**Exercise**.
Images do not belong in the copy. Retype all the entries below exactly.

┌─ Raw data

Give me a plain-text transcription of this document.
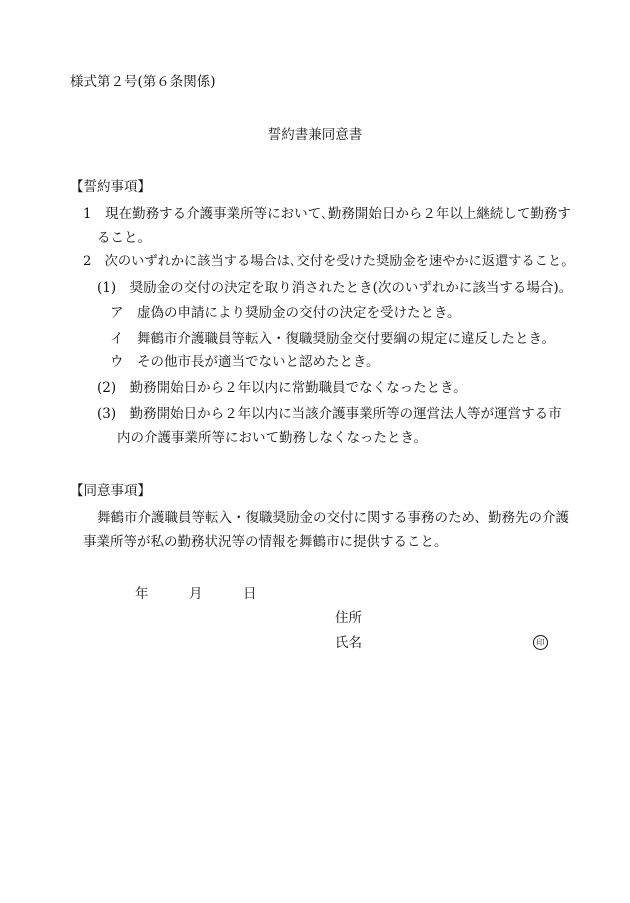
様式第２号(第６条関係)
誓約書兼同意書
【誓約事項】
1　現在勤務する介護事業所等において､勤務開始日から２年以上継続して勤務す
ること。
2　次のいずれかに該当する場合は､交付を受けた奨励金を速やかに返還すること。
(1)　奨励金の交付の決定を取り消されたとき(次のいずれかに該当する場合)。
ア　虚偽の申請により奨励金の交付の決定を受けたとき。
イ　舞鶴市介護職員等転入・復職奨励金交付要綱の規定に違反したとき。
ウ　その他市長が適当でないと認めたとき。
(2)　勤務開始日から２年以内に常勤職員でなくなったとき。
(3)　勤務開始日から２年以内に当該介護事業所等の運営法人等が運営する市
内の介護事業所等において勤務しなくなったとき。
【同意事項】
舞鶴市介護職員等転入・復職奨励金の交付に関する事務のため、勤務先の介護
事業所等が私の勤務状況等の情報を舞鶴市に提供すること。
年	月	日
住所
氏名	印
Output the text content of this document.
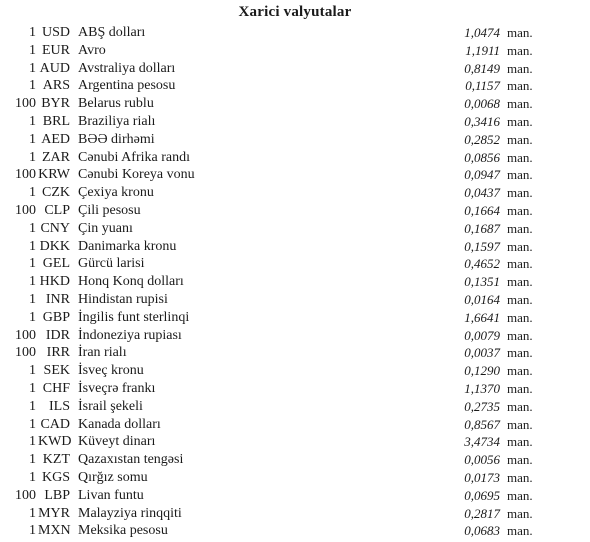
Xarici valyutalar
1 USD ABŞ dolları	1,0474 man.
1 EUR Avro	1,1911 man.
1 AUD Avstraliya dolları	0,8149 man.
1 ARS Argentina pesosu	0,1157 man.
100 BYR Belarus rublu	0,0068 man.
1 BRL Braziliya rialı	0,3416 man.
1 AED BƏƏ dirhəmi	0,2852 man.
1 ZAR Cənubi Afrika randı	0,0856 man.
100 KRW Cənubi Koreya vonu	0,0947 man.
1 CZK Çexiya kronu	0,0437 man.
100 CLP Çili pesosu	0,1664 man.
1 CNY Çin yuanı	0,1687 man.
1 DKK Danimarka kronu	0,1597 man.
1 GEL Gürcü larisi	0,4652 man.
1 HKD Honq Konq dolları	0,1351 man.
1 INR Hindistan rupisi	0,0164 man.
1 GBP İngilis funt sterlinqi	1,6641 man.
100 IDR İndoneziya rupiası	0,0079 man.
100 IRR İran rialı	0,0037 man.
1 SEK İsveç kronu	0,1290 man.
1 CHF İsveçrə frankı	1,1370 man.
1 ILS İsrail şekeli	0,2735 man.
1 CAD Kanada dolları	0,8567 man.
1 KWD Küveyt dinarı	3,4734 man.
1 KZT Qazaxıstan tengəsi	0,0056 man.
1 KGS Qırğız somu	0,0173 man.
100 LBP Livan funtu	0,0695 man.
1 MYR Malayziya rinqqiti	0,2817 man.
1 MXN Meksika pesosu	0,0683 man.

└─

**Written solution**.
Give me a plain-text transcription of this document.
様式第２号(第６条関係)
誓約書兼同意書
【誓約事項】
1　現在勤務する介護事業所等において､勤務開始日から２年以上継続して勤務す
ること。
2　次のいずれかに該当する場合は､交付を受けた奨励金を速やかに返還すること。
(1)　奨励金の交付の決定を取り消されたとき(次のいずれかに該当する場合)。
ア　虚偽の申請により奨励金の交付の決定を受けたとき。
イ　舞鶴市介護職員等転入・復職奨励金交付要綱の規定に違反したとき。
ウ　その他市長が適当でないと認めたとき。
(2)　勤務開始日から２年以内に常勤職員でなくなったとき。
(3)　勤務開始日から２年以内に当該介護事業所等の運営法人等が運営する市
内の介護事業所等において勤務しなくなったとき。
【同意事項】
舞鶴市介護職員等転入・復職奨励金の交付に関する事務のため、勤務先の介護
事業所等が私の勤務状況等の情報を舞鶴市に提供すること。
年	月	日
住所
氏名	印
Output the text content of this document.
Xarici valyutalar
1 USD ABŞ dolları	1,0474 man.
1 EUR Avro	1,1911 man.
1 AUD Avstraliya dolları	0,8149 man.
1 ARS Argentina pesosu	0,1157 man.
100 BYR Belarus rublu	0,0068 man.
1 BRL Braziliya rialı	0,3416 man.
1 AED BƏƏ dirhəmi	0,2852 man.
1 ZAR Cənubi Afrika randı	0,0856 man.
100 KRW Cənubi Koreya vonu	0,0947 man.
1 CZK Çexiya kronu	0,0437 man.
100 CLP Çili pesosu	0,1664 man.
1 CNY Çin yuanı	0,1687 man.
1 DKK Danimarka kronu	0,1597 man.
1 GEL Gürcü larisi	0,4652 man.
1 HKD Honq Konq dolları	0,1351 man.
1 INR Hindistan rupisi	0,0164 man.
1 GBP İngilis funt sterlinqi	1,6641 man.
100 IDR İndoneziya rupiası	0,0079 man.
100 IRR İran rialı	0,0037 man.
1 SEK İsveç kronu	0,1290 man.
1 CHF İsveçrə frankı	1,1370 man.
1 ILS İsrail şekeli	0,2735 man.
1 CAD Kanada dolları	0,8567 man.
1 KWD Küveyt dinarı	3,4734 man.
1 KZT Qazaxıstan tengəsi	0,0056 man.
1 KGS Qırğız somu	0,0173 man.
100 LBP Livan funtu	0,0695 man.
1 MYR Malayziya rinqqiti	0,2817 man.
1 MXN Meksika pesosu	0,0683 man.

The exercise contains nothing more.